Task requirements: Your task is to repeat all of the material exactly.

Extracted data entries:
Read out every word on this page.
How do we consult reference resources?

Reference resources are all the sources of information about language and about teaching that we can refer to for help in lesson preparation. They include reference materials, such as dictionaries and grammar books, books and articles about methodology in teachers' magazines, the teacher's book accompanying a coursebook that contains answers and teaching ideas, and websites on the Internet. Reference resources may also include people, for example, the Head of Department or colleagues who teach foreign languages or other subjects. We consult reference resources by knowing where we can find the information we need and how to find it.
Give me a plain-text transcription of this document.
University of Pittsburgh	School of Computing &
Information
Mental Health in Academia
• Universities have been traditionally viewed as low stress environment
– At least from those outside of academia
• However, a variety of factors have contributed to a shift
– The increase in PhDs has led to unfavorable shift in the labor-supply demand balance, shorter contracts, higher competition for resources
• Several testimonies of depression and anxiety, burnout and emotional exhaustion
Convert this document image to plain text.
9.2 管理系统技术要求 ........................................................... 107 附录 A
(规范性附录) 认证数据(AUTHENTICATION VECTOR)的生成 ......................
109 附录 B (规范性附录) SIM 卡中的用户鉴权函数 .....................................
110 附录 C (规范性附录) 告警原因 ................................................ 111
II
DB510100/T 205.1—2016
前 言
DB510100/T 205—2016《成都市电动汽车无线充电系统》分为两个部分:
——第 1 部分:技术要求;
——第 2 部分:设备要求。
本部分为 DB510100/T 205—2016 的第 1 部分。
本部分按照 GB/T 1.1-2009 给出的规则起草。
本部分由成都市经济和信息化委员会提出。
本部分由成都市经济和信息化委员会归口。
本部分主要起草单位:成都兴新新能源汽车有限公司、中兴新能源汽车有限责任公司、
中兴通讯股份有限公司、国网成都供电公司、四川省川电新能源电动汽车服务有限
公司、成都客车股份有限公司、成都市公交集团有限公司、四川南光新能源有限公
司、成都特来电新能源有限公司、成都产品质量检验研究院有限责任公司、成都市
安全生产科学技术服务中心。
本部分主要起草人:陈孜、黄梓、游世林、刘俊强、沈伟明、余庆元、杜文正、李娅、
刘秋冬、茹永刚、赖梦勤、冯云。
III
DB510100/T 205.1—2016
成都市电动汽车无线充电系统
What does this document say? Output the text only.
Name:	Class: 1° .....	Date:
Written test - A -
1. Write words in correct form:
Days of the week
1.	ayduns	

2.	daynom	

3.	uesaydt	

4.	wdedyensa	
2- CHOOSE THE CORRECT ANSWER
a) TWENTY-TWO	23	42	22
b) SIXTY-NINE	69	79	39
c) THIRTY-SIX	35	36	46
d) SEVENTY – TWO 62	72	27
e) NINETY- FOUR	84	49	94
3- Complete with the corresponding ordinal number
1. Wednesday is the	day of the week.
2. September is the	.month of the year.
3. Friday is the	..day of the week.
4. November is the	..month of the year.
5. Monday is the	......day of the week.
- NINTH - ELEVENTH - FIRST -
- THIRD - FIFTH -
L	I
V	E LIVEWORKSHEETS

Response:
Read out every word on this page.
How do we consult reference resources?

Reference resources are all the sources of information about language and about teaching that we can refer to for help in lesson preparation. They include reference materials, such as dictionaries and grammar books, books and articles about methodology in teachers' magazines, the teacher's book accompanying a coursebook that contains answers and teaching ideas, and websites on the Internet. Reference resources may also include people, for example, the Head of Department or colleagues who teach foreign languages or other subjects. We consult reference resources by knowing where we can find the information we need and how to find it.
Give me a plain-text transcription of this document.
University of Pittsburgh	School of Computing &
Information
Mental Health in Academia
• Universities have been traditionally viewed as low stress environment
– At least from those outside of academia
• However, a variety of factors have contributed to a shift
– The increase in PhDs has led to unfavorable shift in the labor-supply demand balance, shorter contracts, higher competition for resources
• Several testimonies of depression and anxiety, burnout and emotional exhaustion
Convert this document image to plain text.
9.2 管理系统技术要求 ........................................................... 107 附录 A
(规范性附录) 认证数据(AUTHENTICATION VECTOR)的生成 ......................
109 附录 B (规范性附录) SIM 卡中的用户鉴权函数 .....................................
110 附录 C (规范性附录) 告警原因 ................................................ 111
II
DB510100/T 205.1—2016
前 言
DB510100/T 205—2016《成都市电动汽车无线充电系统》分为两个部分:
——第 1 部分:技术要求;
——第 2 部分:设备要求。
本部分为 DB510100/T 205—2016 的第 1 部分。
本部分按照 GB/T 1.1-2009 给出的规则起草。
本部分由成都市经济和信息化委员会提出。
本部分由成都市经济和信息化委员会归口。
本部分主要起草单位:成都兴新新能源汽车有限公司、中兴新能源汽车有限责任公司、
中兴通讯股份有限公司、国网成都供电公司、四川省川电新能源电动汽车服务有限
公司、成都客车股份有限公司、成都市公交集团有限公司、四川南光新能源有限公
司、成都特来电新能源有限公司、成都产品质量检验研究院有限责任公司、成都市
安全生产科学技术服务中心。
本部分主要起草人:陈孜、黄梓、游世林、刘俊强、沈伟明、余庆元、杜文正、李娅、
刘秋冬、茹永刚、赖梦勤、冯云。
III
DB510100/T 205.1—2016
成都市电动汽车无线充电系统
What does this document say? Output the text only.
Name:	Class: 1° .....	Date:
Written test - A -
1. Write words in correct form:
Days of the week
1.	ayduns	

2.	daynom	

3.	uesaydt	

4.	wdedyensa	
2- CHOOSE THE CORRECT ANSWER
a) TWENTY-TWO	23	42	22
b) SIXTY-NINE	69	79	39
c) THIRTY-SIX	35	36	46
d) SEVENTY – TWO 62	72	27
e) NINETY- FOUR	84	49	94
3- Complete with the corresponding ordinal number
1. Wednesday is the	day of the week.
2. September is the	.month of the year.
3. Friday is the	..day of the week.
4. November is the	..month of the year.
5. Monday is the	......day of the week.
- NINTH - ELEVENTH - FIRST -
- THIRD - FIFTH -
L	I
V	E LIVEWORKSHEETS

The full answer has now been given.